ITEMS:
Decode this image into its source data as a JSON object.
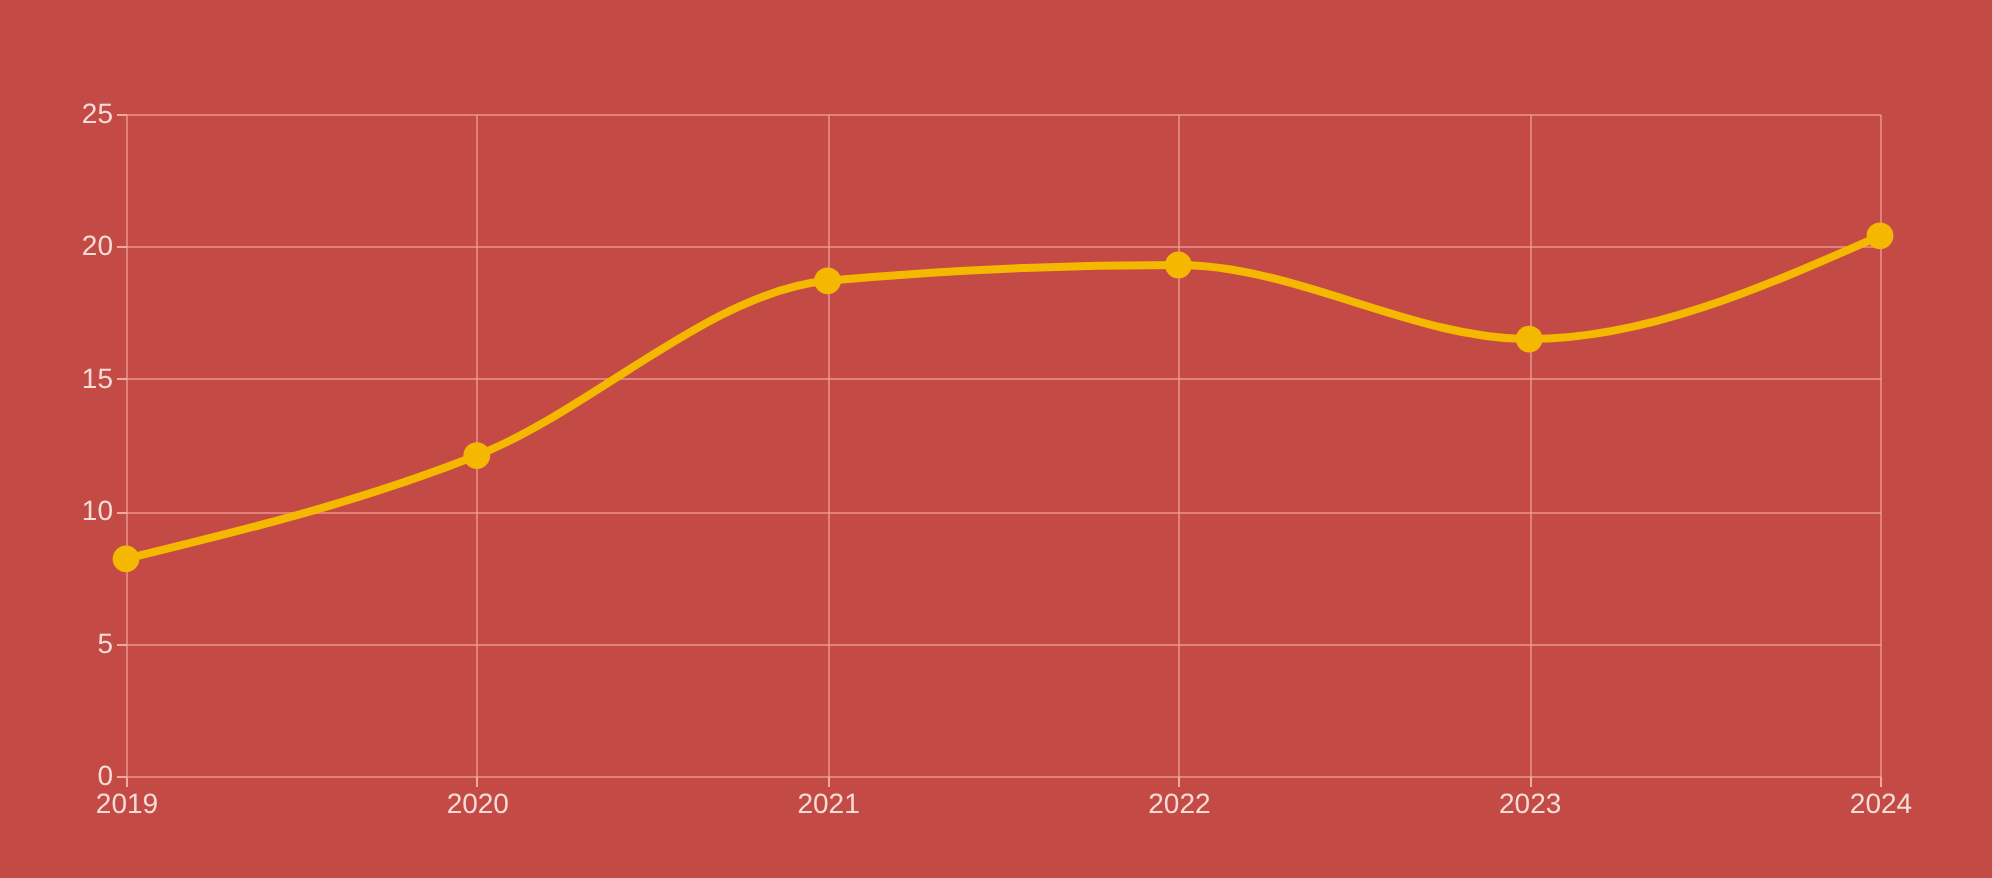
{
  "chart_data": {
    "type": "line",
    "categories": [
      "2019",
      "2020",
      "2021",
      "2022",
      "2023",
      "2024"
    ],
    "series": [
      {
        "color": "#f5b800",
        "values": [
          8.2,
          12.1,
          18.7,
          19.3,
          16.5,
          20.4
        ]
      }
    ],
    "ylim": [
      0,
      25
    ],
    "yticks": [
      0,
      5,
      10,
      15,
      20,
      25
    ],
    "grid": true,
    "marker": "circle",
    "line_style": "solid"
  }
}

DIRECTIVE:
Copy out all the data without changing anything, and drop the pictures.

OUTPUT BELOW:
Decode this image into its source data as a JSON object.
{
  "chart_data": {
    "type": "line",
    "categories": [
      "2019",
      "2020",
      "2021",
      "2022",
      "2023",
      "2024"
    ],
    "series": [
      {
        "color": "#f5b800",
        "values": [
          8.2,
          12.1,
          18.7,
          19.3,
          16.5,
          20.4
        ]
      }
    ],
    "ylim": [
      0,
      25
    ],
    "yticks": [
      0,
      5,
      10,
      15,
      20,
      25
    ],
    "grid": true,
    "marker": "circle",
    "line_style": "solid"
  }
}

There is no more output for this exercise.